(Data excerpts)
----

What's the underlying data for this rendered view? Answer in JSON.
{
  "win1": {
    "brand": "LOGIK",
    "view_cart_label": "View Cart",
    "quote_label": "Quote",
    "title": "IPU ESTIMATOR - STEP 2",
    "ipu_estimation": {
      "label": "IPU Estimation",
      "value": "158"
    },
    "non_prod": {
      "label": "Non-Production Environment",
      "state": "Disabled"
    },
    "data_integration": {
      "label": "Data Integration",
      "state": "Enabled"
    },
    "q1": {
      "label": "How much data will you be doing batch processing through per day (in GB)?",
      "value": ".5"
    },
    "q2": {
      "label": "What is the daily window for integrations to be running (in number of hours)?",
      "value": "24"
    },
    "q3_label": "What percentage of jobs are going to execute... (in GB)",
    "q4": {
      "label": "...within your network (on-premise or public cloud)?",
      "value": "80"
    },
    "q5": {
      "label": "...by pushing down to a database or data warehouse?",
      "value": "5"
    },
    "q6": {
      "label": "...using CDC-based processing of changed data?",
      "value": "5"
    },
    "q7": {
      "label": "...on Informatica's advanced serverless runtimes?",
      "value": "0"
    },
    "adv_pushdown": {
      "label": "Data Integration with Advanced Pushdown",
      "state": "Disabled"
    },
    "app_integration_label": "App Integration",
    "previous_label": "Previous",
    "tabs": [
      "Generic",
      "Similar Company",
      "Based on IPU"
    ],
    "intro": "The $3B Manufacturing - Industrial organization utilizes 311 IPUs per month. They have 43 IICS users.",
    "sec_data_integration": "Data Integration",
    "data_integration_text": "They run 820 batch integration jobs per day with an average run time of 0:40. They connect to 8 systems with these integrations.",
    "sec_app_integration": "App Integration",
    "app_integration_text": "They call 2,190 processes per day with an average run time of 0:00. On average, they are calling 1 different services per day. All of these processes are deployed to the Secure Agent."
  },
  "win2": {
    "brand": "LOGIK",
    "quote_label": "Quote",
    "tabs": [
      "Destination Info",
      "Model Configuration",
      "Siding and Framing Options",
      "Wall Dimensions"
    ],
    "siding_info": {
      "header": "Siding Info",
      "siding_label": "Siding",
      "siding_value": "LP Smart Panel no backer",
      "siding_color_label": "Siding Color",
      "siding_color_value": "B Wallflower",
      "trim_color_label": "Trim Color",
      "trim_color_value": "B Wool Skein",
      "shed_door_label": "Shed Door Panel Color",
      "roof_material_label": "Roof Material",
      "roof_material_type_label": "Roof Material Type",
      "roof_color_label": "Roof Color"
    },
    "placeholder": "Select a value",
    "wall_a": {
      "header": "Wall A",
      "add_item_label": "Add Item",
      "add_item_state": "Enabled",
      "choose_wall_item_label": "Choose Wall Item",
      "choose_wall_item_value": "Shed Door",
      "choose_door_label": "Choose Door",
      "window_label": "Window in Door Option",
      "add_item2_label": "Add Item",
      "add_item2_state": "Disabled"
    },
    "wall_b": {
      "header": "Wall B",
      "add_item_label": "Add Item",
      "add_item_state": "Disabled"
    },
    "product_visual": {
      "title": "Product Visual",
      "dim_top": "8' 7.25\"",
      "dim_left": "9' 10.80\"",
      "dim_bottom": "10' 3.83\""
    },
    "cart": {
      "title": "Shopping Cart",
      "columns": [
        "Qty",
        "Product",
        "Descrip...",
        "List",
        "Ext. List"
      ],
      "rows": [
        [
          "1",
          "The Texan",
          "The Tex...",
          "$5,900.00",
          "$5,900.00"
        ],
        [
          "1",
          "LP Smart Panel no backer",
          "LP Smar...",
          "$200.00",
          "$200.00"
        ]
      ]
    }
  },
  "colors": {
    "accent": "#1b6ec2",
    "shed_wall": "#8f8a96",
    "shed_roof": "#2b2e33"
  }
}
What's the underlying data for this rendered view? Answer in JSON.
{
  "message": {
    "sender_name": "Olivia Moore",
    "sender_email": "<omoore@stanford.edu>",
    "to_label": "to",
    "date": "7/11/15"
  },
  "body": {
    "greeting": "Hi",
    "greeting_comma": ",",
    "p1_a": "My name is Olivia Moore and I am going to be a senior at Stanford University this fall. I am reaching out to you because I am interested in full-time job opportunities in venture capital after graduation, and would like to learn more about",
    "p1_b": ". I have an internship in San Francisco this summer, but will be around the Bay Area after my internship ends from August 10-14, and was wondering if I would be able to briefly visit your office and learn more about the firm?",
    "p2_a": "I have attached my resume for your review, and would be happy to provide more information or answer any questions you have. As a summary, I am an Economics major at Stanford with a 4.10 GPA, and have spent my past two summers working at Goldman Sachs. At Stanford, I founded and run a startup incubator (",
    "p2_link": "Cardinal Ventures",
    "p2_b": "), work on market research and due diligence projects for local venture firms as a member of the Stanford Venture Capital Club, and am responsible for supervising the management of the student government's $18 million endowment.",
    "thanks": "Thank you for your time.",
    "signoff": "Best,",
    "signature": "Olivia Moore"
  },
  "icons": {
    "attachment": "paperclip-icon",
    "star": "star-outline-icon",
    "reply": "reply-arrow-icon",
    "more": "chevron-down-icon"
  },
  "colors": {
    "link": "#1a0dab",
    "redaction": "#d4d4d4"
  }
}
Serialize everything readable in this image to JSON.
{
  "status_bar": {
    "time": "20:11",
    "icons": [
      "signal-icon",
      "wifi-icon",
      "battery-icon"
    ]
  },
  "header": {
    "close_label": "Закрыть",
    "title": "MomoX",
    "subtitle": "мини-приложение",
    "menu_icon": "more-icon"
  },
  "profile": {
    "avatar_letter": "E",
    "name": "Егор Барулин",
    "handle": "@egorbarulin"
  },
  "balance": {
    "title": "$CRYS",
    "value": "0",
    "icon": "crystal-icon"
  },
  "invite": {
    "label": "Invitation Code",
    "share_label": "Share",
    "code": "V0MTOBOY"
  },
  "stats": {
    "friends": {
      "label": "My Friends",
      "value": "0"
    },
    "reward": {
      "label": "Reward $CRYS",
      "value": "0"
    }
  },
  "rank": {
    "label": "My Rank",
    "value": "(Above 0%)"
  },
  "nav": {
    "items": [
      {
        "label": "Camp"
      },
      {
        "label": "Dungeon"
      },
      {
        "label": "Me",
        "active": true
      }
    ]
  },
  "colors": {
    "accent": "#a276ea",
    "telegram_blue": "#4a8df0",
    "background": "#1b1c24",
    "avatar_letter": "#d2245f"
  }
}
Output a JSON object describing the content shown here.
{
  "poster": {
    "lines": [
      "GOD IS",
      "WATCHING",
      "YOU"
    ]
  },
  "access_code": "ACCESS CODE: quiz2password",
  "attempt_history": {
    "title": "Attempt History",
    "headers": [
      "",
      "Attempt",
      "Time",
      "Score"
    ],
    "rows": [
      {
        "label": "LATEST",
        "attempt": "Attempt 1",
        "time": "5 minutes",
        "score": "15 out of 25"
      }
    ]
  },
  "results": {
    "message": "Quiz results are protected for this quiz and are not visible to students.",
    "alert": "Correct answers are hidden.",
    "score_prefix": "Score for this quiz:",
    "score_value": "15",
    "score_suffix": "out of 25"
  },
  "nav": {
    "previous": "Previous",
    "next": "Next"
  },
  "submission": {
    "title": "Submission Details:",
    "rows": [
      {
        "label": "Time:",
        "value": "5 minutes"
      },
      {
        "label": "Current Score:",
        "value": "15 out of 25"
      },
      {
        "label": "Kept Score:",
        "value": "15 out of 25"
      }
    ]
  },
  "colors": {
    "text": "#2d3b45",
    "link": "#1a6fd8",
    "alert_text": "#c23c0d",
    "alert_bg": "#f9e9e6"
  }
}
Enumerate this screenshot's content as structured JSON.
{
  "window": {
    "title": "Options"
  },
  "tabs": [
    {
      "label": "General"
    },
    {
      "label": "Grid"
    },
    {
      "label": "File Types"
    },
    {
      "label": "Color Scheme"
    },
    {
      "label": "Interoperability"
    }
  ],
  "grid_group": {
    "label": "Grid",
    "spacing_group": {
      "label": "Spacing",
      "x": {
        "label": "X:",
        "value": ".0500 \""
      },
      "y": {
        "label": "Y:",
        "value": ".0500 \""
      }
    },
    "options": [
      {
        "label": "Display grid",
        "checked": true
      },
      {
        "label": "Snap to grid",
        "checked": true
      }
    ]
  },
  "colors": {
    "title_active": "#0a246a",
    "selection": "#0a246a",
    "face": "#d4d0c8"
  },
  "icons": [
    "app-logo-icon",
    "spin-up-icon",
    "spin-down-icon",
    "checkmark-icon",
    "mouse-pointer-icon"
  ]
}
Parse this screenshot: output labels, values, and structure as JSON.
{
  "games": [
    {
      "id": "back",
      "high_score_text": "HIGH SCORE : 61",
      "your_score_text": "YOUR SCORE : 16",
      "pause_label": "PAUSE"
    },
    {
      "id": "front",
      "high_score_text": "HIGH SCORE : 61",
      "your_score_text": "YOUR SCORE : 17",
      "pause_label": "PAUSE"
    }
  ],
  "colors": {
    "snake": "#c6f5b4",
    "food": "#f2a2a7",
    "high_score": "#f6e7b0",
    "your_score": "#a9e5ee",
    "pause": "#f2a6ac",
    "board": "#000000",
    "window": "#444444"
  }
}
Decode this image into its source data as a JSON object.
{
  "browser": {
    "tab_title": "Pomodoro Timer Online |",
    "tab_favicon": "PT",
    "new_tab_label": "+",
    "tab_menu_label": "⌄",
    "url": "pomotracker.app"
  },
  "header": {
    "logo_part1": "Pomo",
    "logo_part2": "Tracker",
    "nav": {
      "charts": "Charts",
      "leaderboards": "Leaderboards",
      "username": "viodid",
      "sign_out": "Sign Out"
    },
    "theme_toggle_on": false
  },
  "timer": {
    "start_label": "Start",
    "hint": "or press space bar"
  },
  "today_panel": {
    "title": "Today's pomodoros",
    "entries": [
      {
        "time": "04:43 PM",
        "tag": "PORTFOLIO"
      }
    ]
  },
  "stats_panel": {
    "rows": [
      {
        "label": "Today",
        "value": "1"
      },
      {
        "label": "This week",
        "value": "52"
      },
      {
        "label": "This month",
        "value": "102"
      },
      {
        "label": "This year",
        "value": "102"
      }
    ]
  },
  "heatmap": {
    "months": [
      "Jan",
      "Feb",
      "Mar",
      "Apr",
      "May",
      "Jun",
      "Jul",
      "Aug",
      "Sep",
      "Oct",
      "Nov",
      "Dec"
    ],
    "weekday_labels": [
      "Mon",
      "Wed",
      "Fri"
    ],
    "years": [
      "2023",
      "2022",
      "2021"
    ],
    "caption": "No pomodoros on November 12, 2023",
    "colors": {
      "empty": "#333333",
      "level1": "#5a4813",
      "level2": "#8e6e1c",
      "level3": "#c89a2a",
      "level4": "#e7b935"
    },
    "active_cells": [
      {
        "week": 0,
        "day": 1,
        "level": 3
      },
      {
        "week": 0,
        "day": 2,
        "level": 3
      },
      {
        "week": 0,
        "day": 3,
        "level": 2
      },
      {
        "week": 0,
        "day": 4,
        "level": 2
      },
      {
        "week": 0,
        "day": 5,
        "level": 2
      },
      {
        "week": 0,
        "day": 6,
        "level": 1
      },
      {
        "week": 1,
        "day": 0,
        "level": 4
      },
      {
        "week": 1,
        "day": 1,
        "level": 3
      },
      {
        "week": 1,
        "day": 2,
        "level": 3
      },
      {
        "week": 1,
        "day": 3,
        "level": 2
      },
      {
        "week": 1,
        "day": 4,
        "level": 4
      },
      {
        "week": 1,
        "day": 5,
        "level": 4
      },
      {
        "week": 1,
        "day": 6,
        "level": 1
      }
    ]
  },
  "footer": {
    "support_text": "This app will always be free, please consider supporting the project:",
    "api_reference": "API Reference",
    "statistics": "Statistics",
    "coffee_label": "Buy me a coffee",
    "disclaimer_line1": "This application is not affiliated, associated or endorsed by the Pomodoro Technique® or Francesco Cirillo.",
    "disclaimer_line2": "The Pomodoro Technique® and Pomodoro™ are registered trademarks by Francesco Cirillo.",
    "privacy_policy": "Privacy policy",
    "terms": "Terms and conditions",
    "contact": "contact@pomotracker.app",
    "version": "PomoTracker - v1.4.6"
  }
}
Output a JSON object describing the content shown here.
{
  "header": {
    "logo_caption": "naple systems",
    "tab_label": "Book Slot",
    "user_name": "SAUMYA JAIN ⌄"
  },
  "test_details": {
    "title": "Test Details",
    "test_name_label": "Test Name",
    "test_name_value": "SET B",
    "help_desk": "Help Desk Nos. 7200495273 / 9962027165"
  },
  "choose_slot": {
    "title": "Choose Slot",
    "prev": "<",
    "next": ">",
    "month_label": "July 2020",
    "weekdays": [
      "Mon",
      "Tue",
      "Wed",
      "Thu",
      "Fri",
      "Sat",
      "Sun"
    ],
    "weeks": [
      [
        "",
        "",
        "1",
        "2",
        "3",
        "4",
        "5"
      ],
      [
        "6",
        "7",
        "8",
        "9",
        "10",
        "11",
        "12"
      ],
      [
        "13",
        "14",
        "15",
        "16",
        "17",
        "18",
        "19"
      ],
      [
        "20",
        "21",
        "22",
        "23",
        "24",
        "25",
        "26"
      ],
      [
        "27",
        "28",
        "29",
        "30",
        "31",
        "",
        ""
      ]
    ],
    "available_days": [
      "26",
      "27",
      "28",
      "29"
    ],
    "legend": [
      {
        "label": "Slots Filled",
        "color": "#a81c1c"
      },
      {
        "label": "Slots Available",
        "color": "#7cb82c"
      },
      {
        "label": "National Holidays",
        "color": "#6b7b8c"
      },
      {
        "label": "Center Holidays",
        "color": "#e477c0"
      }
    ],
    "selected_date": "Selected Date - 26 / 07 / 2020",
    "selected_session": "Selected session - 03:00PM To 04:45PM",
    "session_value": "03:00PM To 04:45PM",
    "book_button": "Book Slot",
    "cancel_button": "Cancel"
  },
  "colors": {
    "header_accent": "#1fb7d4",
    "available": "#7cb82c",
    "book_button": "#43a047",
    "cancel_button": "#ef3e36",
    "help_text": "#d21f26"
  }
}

----

What you need to do: The word "JSON" appears in how many lines of the data? Answer with only the number.

Result for this task: 8